**Exercise description:** From the listing, collect all lines containing the word "Gislaved".

**Supplied data:**
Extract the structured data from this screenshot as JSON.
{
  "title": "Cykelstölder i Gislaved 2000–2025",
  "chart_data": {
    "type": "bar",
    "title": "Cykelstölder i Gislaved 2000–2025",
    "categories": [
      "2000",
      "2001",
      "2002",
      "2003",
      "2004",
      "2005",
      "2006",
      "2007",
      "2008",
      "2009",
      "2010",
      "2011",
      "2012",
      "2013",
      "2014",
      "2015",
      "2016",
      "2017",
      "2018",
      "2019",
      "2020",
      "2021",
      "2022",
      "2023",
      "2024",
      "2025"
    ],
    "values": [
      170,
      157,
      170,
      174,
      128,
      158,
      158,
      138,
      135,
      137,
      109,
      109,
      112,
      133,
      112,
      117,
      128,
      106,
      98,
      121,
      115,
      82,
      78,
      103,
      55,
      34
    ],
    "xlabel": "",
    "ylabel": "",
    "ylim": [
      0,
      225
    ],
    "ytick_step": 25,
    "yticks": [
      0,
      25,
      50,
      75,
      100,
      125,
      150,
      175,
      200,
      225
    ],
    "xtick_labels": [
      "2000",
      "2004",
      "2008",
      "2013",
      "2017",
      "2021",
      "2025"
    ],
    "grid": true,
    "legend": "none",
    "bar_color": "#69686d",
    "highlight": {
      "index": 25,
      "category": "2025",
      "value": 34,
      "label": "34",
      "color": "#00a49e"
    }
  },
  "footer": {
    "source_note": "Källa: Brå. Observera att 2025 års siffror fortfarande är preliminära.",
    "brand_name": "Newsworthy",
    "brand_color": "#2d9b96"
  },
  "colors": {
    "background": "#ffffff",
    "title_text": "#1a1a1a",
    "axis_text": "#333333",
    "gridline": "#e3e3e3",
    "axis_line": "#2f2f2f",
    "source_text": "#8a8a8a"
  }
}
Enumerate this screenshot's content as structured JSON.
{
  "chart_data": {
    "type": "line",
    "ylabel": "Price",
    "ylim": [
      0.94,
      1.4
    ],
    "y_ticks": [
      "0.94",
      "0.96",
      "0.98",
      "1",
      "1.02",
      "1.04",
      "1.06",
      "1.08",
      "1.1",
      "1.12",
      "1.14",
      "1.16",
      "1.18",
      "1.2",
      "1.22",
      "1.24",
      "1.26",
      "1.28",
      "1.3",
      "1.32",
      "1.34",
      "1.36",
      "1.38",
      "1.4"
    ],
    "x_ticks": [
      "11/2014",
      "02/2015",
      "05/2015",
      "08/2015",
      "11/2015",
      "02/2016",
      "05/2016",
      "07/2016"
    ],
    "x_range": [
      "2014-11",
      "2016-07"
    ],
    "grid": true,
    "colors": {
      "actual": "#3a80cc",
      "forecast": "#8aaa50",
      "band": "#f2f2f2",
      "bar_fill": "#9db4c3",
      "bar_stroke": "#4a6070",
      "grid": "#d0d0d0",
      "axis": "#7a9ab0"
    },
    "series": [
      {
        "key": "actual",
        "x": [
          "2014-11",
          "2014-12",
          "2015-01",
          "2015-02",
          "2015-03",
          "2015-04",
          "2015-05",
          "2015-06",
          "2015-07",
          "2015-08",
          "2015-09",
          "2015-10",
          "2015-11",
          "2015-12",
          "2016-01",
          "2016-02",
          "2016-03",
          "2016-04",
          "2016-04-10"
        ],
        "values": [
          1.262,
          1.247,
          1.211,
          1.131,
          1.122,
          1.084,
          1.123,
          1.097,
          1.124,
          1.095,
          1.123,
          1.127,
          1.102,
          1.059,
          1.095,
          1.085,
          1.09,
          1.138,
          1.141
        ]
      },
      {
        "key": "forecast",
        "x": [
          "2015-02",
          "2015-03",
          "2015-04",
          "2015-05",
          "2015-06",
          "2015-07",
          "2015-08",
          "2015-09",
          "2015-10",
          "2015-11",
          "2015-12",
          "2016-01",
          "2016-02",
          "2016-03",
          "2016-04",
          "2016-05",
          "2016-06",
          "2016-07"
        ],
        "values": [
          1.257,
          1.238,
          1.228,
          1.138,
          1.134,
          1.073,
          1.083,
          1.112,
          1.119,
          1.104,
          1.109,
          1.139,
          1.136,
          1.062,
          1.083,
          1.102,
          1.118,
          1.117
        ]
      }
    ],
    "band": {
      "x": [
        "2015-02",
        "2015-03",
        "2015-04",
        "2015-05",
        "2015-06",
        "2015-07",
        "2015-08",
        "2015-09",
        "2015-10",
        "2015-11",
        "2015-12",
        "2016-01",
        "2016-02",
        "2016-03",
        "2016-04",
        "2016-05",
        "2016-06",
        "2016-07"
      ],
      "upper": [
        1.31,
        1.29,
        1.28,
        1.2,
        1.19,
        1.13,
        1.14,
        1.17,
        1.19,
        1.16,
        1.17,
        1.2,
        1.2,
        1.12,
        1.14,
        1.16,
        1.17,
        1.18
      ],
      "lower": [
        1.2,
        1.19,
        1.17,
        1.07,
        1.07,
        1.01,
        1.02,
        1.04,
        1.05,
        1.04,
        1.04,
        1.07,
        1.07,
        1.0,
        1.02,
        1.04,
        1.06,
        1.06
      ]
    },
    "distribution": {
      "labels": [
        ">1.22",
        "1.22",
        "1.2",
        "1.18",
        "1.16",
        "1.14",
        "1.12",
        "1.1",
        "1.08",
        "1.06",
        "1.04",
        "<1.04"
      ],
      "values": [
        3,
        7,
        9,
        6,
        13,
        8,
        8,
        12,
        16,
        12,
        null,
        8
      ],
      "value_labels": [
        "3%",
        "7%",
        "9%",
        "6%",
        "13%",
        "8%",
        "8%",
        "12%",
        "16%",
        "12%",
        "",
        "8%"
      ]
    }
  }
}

**Complete output:**
  "title": "Cykelstölder i Gislaved 2000–2025",
    "title": "Cykelstölder i Gislaved 2000–2025",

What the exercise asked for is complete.